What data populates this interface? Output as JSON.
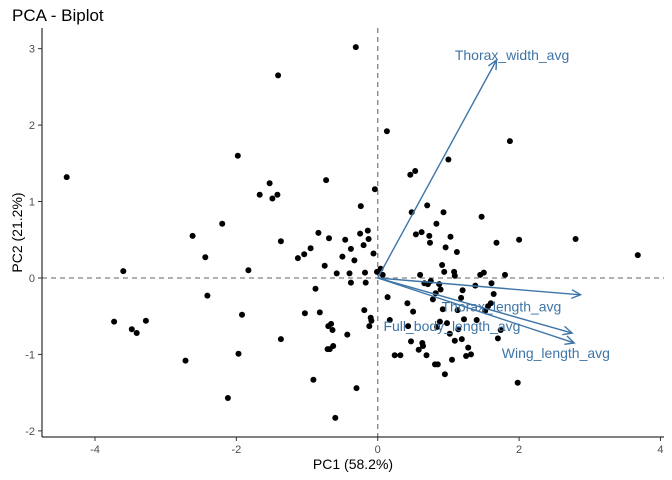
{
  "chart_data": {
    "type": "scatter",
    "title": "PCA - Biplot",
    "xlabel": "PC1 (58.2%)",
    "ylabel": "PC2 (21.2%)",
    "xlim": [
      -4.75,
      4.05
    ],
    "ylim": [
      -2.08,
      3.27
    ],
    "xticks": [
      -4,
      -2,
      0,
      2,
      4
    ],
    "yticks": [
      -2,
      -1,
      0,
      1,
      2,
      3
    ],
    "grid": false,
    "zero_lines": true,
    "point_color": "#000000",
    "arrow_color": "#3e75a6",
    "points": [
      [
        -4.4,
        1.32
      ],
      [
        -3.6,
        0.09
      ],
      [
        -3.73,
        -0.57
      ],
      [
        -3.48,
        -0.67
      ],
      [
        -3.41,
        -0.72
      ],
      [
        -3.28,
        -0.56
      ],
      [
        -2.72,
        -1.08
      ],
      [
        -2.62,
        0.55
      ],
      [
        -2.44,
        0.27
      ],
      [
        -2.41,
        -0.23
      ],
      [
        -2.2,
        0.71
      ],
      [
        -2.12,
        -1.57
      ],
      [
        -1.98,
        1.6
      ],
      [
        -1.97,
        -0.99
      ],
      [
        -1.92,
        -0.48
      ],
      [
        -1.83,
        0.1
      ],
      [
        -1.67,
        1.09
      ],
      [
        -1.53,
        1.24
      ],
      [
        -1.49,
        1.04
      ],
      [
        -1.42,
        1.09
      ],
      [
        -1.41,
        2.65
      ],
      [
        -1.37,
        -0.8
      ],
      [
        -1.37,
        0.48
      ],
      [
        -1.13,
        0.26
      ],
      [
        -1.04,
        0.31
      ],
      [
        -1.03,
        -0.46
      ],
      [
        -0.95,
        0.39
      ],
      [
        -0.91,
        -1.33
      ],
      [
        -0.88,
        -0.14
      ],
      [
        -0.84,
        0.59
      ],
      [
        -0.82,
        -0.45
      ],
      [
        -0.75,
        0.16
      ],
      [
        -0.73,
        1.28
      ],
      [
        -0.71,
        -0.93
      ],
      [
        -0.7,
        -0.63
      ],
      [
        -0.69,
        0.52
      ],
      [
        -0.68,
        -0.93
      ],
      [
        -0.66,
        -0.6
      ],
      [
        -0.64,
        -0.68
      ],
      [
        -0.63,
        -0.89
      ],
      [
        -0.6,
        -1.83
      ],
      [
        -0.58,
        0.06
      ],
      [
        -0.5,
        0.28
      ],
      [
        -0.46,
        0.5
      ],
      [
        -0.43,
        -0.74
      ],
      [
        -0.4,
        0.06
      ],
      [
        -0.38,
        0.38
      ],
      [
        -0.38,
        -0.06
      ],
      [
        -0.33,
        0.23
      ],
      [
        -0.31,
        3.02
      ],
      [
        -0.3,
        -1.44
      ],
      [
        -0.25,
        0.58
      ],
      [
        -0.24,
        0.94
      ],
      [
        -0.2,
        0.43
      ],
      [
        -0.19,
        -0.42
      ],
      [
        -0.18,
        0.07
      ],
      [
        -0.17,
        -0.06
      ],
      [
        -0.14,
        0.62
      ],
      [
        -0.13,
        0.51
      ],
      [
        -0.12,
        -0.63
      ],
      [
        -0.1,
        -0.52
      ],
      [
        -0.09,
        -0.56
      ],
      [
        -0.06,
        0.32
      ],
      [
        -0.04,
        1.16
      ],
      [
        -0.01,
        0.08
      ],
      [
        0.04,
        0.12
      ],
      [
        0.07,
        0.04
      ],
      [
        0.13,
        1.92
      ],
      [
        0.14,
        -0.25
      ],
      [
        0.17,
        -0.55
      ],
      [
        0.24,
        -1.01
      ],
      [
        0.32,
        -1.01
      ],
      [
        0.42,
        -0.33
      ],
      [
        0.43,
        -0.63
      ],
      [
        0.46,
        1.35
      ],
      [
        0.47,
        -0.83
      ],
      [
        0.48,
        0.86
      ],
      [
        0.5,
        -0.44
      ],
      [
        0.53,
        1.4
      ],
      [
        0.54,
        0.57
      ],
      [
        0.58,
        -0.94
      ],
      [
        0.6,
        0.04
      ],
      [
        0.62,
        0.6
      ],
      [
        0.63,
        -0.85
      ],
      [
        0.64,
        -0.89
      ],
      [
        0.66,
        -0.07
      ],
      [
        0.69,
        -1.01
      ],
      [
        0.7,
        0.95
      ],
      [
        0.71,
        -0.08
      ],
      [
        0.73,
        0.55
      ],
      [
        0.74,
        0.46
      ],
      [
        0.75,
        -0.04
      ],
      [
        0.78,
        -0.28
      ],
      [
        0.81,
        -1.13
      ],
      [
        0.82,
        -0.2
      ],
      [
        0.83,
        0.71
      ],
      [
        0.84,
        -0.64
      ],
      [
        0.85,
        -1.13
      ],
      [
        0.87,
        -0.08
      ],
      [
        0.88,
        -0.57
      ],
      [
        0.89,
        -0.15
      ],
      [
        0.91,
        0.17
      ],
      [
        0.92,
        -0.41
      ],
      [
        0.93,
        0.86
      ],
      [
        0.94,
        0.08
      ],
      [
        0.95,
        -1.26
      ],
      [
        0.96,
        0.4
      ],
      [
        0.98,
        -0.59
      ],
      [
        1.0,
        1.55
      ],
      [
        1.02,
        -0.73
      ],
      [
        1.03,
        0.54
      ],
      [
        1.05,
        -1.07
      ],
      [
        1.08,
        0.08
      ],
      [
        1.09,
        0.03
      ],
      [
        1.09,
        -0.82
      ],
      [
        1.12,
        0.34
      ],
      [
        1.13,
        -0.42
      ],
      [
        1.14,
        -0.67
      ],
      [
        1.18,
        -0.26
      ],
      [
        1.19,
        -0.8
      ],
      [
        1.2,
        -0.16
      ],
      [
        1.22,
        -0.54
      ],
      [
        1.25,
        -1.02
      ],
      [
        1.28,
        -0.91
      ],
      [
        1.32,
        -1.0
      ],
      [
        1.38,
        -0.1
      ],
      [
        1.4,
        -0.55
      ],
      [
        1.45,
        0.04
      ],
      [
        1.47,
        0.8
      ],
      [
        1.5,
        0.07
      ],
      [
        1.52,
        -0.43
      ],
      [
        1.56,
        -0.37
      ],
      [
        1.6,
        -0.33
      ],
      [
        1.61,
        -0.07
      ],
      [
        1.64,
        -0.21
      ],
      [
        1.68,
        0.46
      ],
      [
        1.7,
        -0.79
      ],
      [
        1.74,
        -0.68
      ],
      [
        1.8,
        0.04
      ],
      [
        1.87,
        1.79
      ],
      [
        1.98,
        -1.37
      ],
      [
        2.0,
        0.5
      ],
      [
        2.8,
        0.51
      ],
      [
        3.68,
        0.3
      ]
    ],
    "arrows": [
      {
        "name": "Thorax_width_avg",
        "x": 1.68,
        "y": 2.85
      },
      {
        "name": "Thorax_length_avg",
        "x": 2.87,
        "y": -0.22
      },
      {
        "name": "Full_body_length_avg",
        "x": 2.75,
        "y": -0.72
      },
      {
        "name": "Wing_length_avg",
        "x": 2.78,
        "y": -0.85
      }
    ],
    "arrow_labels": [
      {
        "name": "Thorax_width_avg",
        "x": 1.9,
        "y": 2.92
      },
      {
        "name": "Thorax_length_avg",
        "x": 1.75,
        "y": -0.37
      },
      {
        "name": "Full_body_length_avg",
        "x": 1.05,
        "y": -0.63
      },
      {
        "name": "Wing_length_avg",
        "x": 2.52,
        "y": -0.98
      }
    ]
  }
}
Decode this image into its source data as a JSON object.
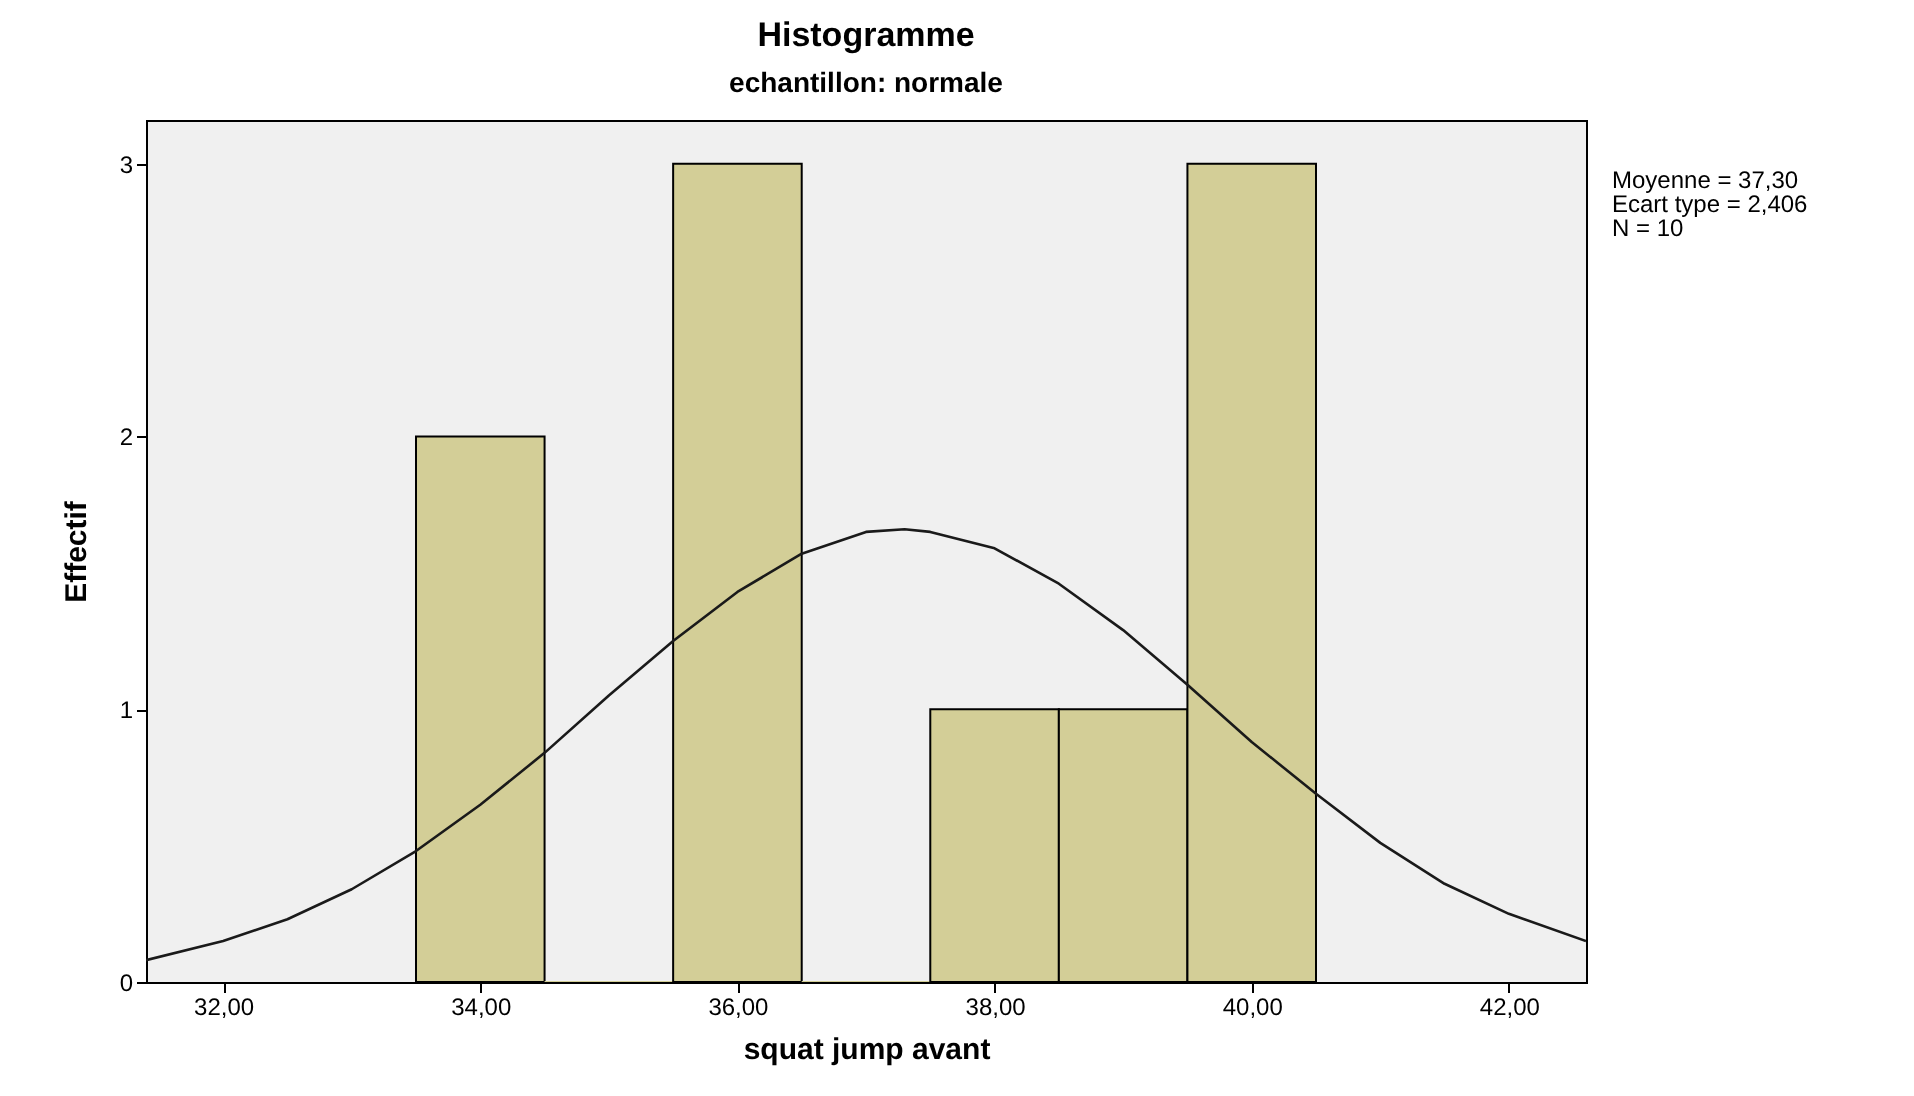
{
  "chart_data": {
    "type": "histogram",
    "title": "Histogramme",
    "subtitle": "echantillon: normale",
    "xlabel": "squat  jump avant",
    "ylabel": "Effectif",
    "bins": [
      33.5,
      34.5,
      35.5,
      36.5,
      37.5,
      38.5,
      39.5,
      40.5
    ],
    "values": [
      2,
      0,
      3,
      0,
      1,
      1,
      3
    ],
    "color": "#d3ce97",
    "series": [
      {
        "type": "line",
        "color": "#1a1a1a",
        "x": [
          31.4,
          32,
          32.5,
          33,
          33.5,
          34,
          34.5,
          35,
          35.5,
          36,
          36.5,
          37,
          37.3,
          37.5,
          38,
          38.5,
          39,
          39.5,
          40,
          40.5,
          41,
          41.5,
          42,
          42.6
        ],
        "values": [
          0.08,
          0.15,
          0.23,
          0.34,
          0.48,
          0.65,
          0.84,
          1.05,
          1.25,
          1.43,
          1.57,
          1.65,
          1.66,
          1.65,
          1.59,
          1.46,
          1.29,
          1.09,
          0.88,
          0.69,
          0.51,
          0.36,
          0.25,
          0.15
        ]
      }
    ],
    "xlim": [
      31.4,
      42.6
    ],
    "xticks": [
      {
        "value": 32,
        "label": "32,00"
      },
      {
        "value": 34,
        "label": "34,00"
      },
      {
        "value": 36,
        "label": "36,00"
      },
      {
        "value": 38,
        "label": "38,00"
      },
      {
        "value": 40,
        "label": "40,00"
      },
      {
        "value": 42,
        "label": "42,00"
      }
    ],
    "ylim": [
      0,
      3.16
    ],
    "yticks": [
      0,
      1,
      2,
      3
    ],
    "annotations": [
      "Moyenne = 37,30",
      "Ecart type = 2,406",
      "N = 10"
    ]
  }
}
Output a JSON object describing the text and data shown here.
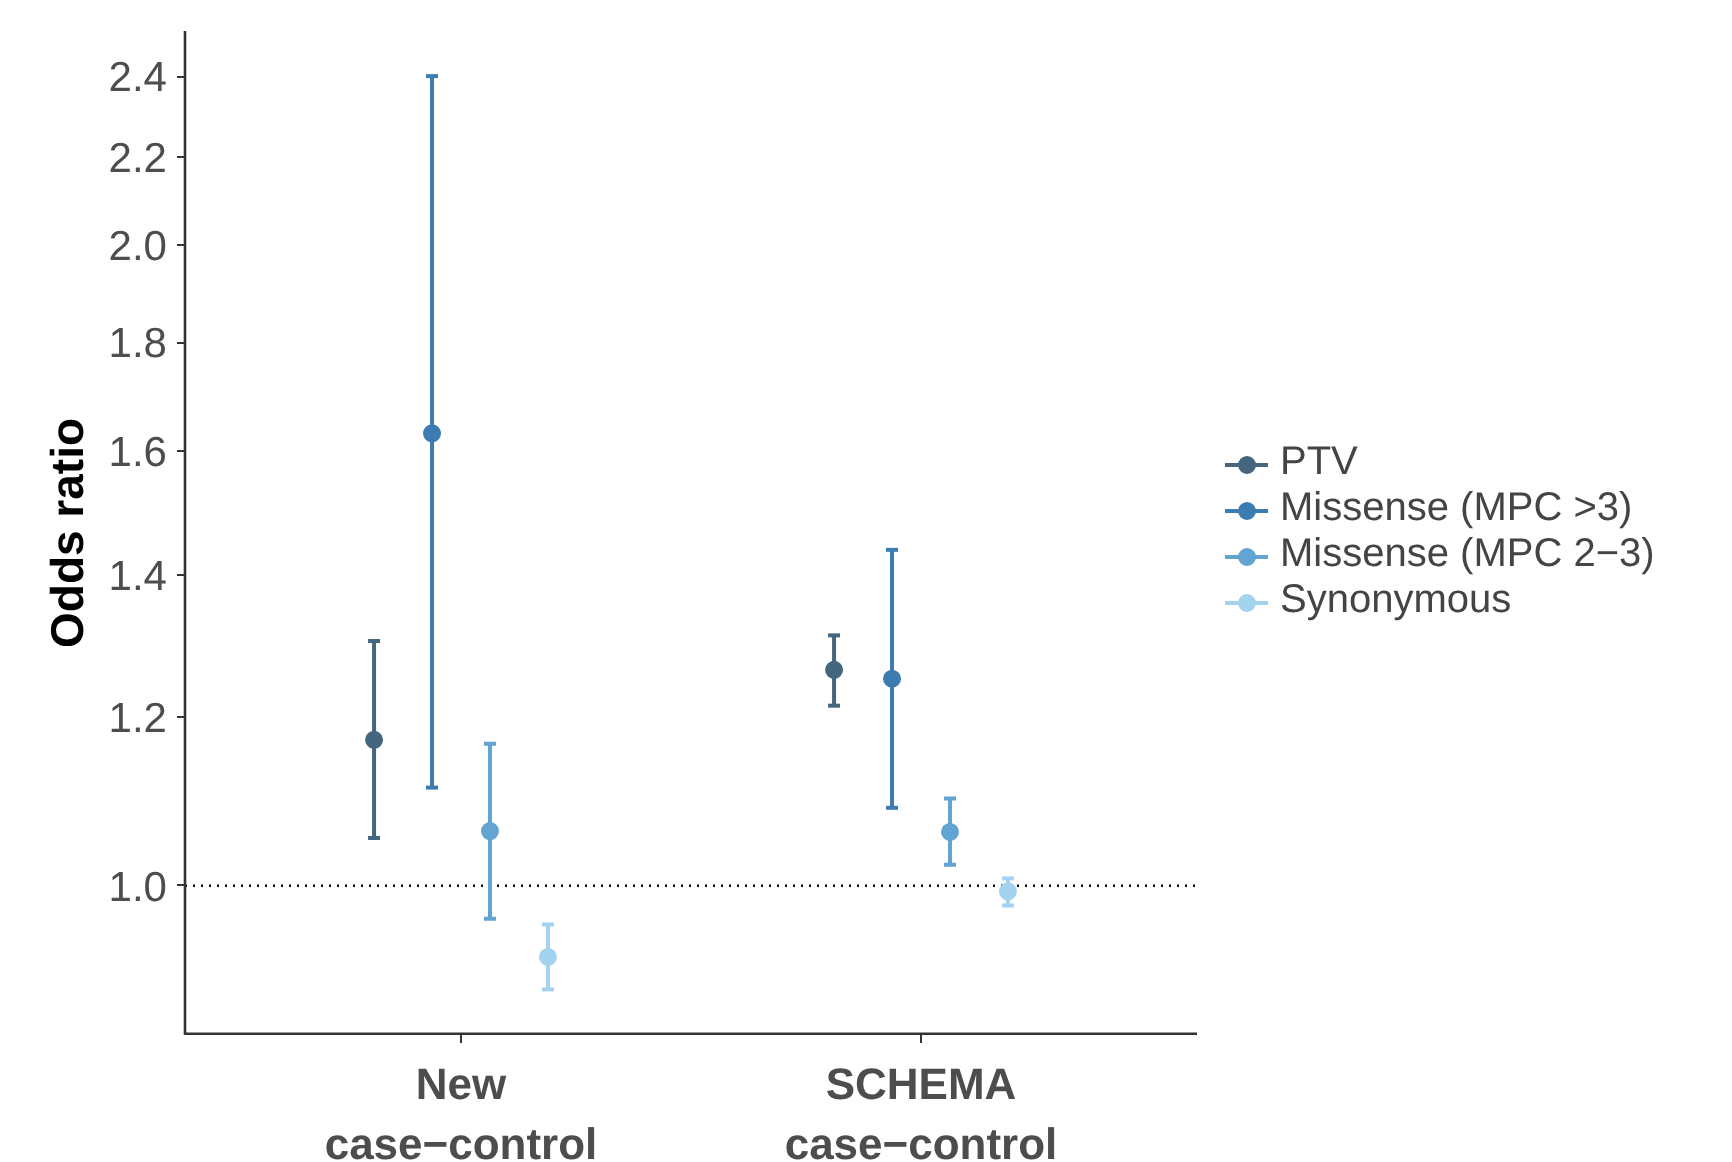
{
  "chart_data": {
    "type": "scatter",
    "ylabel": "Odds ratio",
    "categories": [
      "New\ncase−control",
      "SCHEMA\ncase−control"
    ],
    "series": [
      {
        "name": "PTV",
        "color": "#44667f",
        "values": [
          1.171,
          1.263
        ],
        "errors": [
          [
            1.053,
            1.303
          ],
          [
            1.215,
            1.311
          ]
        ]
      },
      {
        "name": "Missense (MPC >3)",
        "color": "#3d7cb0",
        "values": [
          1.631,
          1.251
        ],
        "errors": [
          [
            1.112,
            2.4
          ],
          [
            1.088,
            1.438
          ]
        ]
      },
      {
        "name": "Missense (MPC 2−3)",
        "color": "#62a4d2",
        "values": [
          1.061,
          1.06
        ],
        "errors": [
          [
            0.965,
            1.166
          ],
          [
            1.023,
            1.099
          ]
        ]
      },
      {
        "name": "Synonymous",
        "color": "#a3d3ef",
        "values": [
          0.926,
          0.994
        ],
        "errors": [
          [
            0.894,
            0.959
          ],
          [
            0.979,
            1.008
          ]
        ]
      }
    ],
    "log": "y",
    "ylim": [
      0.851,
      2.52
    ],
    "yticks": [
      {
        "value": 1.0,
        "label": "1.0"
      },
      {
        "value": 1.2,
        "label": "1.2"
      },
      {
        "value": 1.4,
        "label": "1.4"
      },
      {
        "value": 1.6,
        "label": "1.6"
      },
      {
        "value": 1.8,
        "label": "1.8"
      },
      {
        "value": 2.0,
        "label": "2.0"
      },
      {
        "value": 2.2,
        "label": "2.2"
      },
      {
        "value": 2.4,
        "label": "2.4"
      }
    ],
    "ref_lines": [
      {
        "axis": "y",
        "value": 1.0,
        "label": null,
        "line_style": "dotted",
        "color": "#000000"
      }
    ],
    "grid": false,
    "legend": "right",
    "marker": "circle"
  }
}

EXERCISE REQUIREMENTS
Pick out the lines that have the word "object". Copy them all.

EXERCISE OUTPUT
Decode this image into its source data as a JSON object.
Output a JSON object describing the text and data shown here.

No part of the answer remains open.